───── Given information ─────

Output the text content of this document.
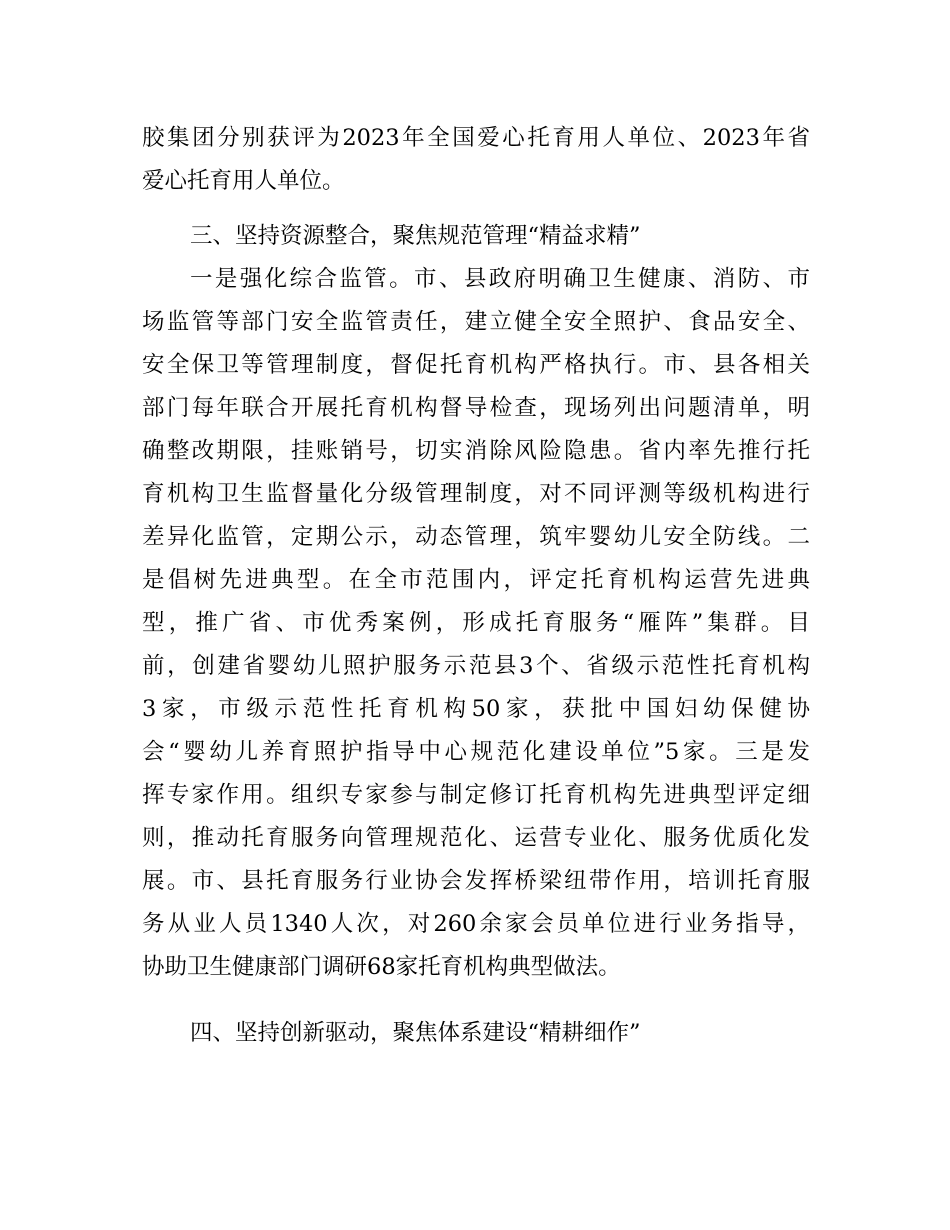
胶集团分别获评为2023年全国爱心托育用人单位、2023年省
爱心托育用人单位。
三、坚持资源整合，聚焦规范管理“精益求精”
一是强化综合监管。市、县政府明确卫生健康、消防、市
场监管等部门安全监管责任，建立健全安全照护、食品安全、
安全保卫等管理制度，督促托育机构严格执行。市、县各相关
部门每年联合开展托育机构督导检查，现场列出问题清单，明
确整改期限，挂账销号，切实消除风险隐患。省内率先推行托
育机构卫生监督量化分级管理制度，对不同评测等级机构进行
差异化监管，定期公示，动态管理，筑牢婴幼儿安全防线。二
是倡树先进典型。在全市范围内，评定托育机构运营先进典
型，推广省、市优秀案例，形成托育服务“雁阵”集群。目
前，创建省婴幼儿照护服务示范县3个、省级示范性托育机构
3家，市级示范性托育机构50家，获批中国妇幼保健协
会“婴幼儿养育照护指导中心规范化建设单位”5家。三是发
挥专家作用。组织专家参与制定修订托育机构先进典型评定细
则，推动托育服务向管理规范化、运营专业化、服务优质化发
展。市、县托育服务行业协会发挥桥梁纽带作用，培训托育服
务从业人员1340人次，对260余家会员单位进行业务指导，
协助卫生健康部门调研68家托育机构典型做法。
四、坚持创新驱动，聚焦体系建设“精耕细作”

─────
───── Given information ─────

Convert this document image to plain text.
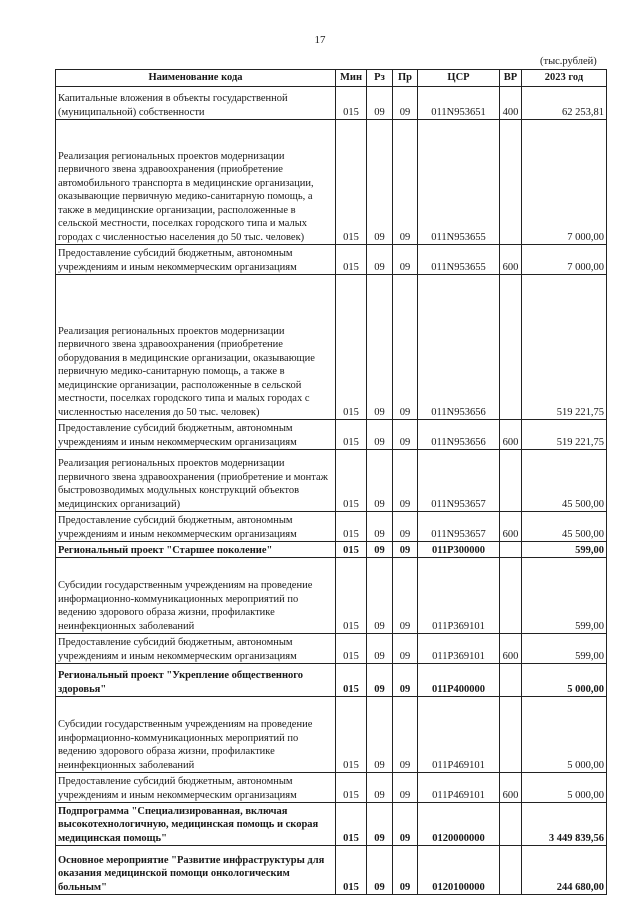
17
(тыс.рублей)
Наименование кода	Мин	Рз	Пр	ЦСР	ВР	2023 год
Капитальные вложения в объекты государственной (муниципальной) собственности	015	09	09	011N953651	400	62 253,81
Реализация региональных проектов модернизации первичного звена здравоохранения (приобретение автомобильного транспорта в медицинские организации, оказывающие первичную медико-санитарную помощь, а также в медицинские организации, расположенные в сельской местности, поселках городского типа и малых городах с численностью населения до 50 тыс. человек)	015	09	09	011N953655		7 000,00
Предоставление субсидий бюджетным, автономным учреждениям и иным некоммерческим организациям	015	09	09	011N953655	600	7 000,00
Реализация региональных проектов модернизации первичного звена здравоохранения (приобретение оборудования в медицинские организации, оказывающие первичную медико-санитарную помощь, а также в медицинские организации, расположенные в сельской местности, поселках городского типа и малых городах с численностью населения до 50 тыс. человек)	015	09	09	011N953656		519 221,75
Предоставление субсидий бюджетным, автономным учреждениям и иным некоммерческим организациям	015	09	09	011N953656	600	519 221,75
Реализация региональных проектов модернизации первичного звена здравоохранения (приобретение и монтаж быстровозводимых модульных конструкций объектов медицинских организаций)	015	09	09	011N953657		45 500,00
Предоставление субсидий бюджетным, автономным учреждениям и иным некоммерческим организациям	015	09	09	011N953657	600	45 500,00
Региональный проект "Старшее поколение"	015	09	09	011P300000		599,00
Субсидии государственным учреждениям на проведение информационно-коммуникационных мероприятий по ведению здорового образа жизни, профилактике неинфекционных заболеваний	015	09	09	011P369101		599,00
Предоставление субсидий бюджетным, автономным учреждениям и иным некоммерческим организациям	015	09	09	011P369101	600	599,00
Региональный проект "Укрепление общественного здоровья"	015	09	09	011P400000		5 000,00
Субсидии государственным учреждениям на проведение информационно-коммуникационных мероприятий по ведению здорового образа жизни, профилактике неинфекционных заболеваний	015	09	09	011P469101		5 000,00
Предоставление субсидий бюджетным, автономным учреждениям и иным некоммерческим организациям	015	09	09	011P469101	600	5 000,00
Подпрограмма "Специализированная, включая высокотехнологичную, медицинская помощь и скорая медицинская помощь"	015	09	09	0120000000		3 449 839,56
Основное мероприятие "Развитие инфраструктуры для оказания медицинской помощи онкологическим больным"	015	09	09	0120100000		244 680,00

─────

Answer only with how many lines in the records include "Предоставление".

→ Correct answer:
5